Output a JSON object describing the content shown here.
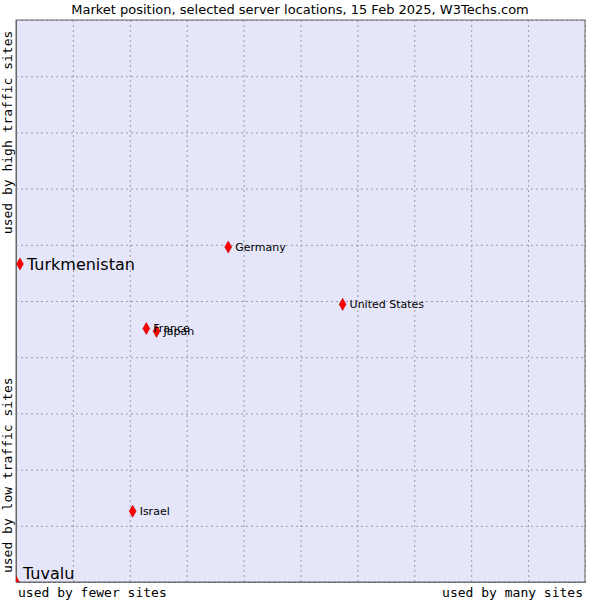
{
  "chart_data": {
    "type": "scatter",
    "title": "Market position, selected server locations, 15 Feb 2025, W3Techs.com",
    "x_axis_labels": [
      "used by fewer sites",
      "used by many sites"
    ],
    "y_axis_labels": [
      "used by low traffic sites",
      "used by high traffic sites"
    ],
    "series": [
      {
        "labels": [
          "Turkmenistan",
          "Tuvalu"
        ],
        "x": [
          0.7,
          0
        ],
        "values": [
          56.6,
          0
        ],
        "color": "#ff0000",
        "marker": "diamond"
      },
      {
        "labels": [
          "Germany",
          "United States",
          "France",
          "Japan",
          "Israel"
        ],
        "x": [
          37.3,
          57.4,
          22.9,
          24.7,
          20.5
        ],
        "values": [
          59.6,
          49.4,
          45.1,
          44.6,
          12.6
        ],
        "color": "#ff0000",
        "marker": "diamond"
      }
    ],
    "xlim": [
      0,
      100
    ],
    "ylim": [
      0,
      100
    ],
    "xticks": [
      0,
      10,
      20,
      30,
      40,
      50,
      60,
      70,
      80,
      90,
      100
    ],
    "yticks": [
      0,
      10,
      20,
      30,
      40,
      50,
      60,
      70,
      80,
      90,
      100
    ],
    "grid": true,
    "tick_labels": false
  }
}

WRITTEN REQUEST: Write out the records above exactly as they appear, leaving out any pictures.

FINISHED TASK:
Output a JSON object describing the content shown here.
{
  "chart_data": {
    "type": "scatter",
    "title": "Market position, selected server locations, 15 Feb 2025, W3Techs.com",
    "x_axis_labels": [
      "used by fewer sites",
      "used by many sites"
    ],
    "y_axis_labels": [
      "used by low traffic sites",
      "used by high traffic sites"
    ],
    "series": [
      {
        "labels": [
          "Turkmenistan",
          "Tuvalu"
        ],
        "x": [
          0.7,
          0
        ],
        "values": [
          56.6,
          0
        ],
        "color": "#ff0000",
        "marker": "diamond"
      },
      {
        "labels": [
          "Germany",
          "United States",
          "France",
          "Japan",
          "Israel"
        ],
        "x": [
          37.3,
          57.4,
          22.9,
          24.7,
          20.5
        ],
        "values": [
          59.6,
          49.4,
          45.1,
          44.6,
          12.6
        ],
        "color": "#ff0000",
        "marker": "diamond"
      }
    ],
    "xlim": [
      0,
      100
    ],
    "ylim": [
      0,
      100
    ],
    "xticks": [
      0,
      10,
      20,
      30,
      40,
      50,
      60,
      70,
      80,
      90,
      100
    ],
    "yticks": [
      0,
      10,
      20,
      30,
      40,
      50,
      60,
      70,
      80,
      90,
      100
    ],
    "grid": true,
    "tick_labels": false
  }
}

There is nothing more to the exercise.